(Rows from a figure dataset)
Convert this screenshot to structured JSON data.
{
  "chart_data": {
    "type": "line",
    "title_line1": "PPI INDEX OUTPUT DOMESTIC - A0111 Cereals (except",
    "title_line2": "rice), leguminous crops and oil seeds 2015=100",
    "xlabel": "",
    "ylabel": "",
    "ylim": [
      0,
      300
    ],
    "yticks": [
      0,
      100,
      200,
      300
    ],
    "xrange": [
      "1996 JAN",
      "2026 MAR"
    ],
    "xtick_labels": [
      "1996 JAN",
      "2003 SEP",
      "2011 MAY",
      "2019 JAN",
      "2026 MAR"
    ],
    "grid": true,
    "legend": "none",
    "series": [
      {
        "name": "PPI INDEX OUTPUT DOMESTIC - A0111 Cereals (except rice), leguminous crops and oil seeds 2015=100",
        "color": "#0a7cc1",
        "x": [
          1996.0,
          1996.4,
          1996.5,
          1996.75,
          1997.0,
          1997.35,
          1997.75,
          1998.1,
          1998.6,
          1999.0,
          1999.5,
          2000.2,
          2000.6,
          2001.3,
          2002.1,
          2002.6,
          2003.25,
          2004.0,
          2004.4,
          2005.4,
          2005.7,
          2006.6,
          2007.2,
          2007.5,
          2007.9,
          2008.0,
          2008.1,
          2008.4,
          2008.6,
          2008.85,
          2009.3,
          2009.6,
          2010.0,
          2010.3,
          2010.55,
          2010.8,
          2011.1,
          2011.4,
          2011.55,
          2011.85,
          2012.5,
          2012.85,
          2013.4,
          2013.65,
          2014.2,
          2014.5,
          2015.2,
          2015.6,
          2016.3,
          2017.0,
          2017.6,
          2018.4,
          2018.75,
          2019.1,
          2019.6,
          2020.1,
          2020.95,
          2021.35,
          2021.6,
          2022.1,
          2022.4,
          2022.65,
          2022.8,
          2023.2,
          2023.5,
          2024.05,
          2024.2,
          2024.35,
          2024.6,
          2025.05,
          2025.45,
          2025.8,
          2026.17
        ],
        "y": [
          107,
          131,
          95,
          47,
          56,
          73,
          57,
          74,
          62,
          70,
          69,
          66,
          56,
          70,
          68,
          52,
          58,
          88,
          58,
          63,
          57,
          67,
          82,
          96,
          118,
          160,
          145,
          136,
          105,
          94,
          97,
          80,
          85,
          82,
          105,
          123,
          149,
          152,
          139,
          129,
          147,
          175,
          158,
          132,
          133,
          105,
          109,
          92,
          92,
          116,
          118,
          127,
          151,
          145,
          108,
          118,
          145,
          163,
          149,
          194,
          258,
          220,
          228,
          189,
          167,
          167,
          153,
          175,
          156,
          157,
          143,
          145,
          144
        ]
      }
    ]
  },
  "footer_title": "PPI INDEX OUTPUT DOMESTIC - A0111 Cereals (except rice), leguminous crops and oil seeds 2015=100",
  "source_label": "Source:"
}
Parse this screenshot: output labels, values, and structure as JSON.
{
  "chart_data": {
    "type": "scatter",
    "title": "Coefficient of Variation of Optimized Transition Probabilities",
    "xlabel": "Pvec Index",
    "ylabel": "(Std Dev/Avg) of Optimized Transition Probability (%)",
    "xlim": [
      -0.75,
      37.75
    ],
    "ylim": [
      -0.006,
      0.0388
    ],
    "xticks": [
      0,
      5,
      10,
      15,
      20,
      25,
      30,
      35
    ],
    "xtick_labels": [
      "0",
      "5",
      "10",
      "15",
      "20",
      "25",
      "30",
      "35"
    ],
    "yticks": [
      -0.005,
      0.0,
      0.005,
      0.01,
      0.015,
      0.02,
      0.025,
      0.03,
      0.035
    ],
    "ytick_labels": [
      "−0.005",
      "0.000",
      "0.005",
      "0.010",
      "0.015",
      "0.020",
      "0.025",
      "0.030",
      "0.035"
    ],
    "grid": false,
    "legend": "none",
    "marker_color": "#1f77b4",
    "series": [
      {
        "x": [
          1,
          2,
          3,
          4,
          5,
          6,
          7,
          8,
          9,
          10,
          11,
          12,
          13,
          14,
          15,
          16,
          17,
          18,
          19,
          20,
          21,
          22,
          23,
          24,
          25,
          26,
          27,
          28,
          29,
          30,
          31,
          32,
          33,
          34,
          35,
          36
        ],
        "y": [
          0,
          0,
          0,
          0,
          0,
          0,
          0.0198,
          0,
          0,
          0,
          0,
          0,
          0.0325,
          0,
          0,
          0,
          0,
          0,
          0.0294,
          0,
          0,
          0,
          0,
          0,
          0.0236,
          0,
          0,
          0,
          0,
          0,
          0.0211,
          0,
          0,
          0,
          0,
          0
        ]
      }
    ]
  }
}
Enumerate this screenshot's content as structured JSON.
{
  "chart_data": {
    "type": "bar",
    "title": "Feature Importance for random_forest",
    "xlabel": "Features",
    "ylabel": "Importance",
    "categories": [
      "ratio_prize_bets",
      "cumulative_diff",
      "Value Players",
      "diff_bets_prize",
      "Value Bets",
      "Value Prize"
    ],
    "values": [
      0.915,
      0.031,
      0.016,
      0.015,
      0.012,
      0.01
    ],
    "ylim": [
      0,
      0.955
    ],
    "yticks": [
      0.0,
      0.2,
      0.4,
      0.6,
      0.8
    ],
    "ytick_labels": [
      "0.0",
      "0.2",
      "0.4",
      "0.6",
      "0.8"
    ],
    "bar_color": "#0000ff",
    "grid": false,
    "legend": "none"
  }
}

WORK TO DO ▸
Recopy all the lines exactly as they appear.

WRITTEN RESPONSE ▸
Convert this screenshot to structured JSON data.
{
  "chart_data": {
    "type": "line",
    "title_line1": "PPI INDEX OUTPUT DOMESTIC - A0111 Cereals (except",
    "title_line2": "rice), leguminous crops and oil seeds 2015=100",
    "xlabel": "",
    "ylabel": "",
    "ylim": [
      0,
      300
    ],
    "yticks": [
      0,
      100,
      200,
      300
    ],
    "xrange": [
      "1996 JAN",
      "2026 MAR"
    ],
    "xtick_labels": [
      "1996 JAN",
      "2003 SEP",
      "2011 MAY",
      "2019 JAN",
      "2026 MAR"
    ],
    "grid": true,
    "legend": "none",
    "series": [
      {
        "name": "PPI INDEX OUTPUT DOMESTIC - A0111 Cereals (except rice), leguminous crops and oil seeds 2015=100",
        "color": "#0a7cc1",
        "x": [
          1996.0,
          1996.4,
          1996.5,
          1996.75,
          1997.0,
          1997.35,
          1997.75,
          1998.1,
          1998.6,
          1999.0,
          1999.5,
          2000.2,
          2000.6,
          2001.3,
          2002.1,
          2002.6,
          2003.25,
          2004.0,
          2004.4,
          2005.4,
          2005.7,
          2006.6,
          2007.2,
          2007.5,
          2007.9,
          2008.0,
          2008.1,
          2008.4,
          2008.6,
          2008.85,
          2009.3,
          2009.6,
          2010.0,
          2010.3,
          2010.55,
          2010.8,
          2011.1,
          2011.4,
          2011.55,
          2011.85,
          2012.5,
          2012.85,
          2013.4,
          2013.65,
          2014.2,
          2014.5,
          2015.2,
          2015.6,
          2016.3,
          2017.0,
          2017.6,
          2018.4,
          2018.75,
          2019.1,
          2019.6,
          2020.1,
          2020.95,
          2021.35,
          2021.6,
          2022.1,
          2022.4,
          2022.65,
          2022.8,
          2023.2,
          2023.5,
          2024.05,
          2024.2,
          2024.35,
          2024.6,
          2025.05,
          2025.45,
          2025.8,
          2026.17
        ],
        "y": [
          107,
          131,
          95,
          47,
          56,
          73,
          57,
          74,
          62,
          70,
          69,
          66,
          56,
          70,
          68,
          52,
          58,
          88,
          58,
          63,
          57,
          67,
          82,
          96,
          118,
          160,
          145,
          136,
          105,
          94,
          97,
          80,
          85,
          82,
          105,
          123,
          149,
          152,
          139,
          129,
          147,
          175,
          158,
          132,
          133,
          105,
          109,
          92,
          92,
          116,
          118,
          127,
          151,
          145,
          108,
          118,
          145,
          163,
          149,
          194,
          258,
          220,
          228,
          189,
          167,
          167,
          153,
          175,
          156,
          157,
          143,
          145,
          144
        ]
      }
    ]
  },
  "footer_title": "PPI INDEX OUTPUT DOMESTIC - A0111 Cereals (except rice), leguminous crops and oil seeds 2015=100",
  "source_label": "Source:"
}
Parse this screenshot: output labels, values, and structure as JSON.
{
  "chart_data": {
    "type": "scatter",
    "title": "Coefficient of Variation of Optimized Transition Probabilities",
    "xlabel": "Pvec Index",
    "ylabel": "(Std Dev/Avg) of Optimized Transition Probability (%)",
    "xlim": [
      -0.75,
      37.75
    ],
    "ylim": [
      -0.006,
      0.0388
    ],
    "xticks": [
      0,
      5,
      10,
      15,
      20,
      25,
      30,
      35
    ],
    "xtick_labels": [
      "0",
      "5",
      "10",
      "15",
      "20",
      "25",
      "30",
      "35"
    ],
    "yticks": [
      -0.005,
      0.0,
      0.005,
      0.01,
      0.015,
      0.02,
      0.025,
      0.03,
      0.035
    ],
    "ytick_labels": [
      "−0.005",
      "0.000",
      "0.005",
      "0.010",
      "0.015",
      "0.020",
      "0.025",
      "0.030",
      "0.035"
    ],
    "grid": false,
    "legend": "none",
    "marker_color": "#1f77b4",
    "series": [
      {
        "x": [
          1,
          2,
          3,
          4,
          5,
          6,
          7,
          8,
          9,
          10,
          11,
          12,
          13,
          14,
          15,
          16,
          17,
          18,
          19,
          20,
          21,
          22,
          23,
          24,
          25,
          26,
          27,
          28,
          29,
          30,
          31,
          32,
          33,
          34,
          35,
          36
        ],
        "y": [
          0,
          0,
          0,
          0,
          0,
          0,
          0.0198,
          0,
          0,
          0,
          0,
          0,
          0.0325,
          0,
          0,
          0,
          0,
          0,
          0.0294,
          0,
          0,
          0,
          0,
          0,
          0.0236,
          0,
          0,
          0,
          0,
          0,
          0.0211,
          0,
          0,
          0,
          0,
          0
        ]
      }
    ]
  }
}
Enumerate this screenshot's content as structured JSON.
{
  "chart_data": {
    "type": "bar",
    "title": "Feature Importance for random_forest",
    "xlabel": "Features",
    "ylabel": "Importance",
    "categories": [
      "ratio_prize_bets",
      "cumulative_diff",
      "Value Players",
      "diff_bets_prize",
      "Value Bets",
      "Value Prize"
    ],
    "values": [
      0.915,
      0.031,
      0.016,
      0.015,
      0.012,
      0.01
    ],
    "ylim": [
      0,
      0.955
    ],
    "yticks": [
      0.0,
      0.2,
      0.4,
      0.6,
      0.8
    ],
    "ytick_labels": [
      "0.0",
      "0.2",
      "0.4",
      "0.6",
      "0.8"
    ],
    "bar_color": "#0000ff",
    "grid": false,
    "legend": "none"
  }
}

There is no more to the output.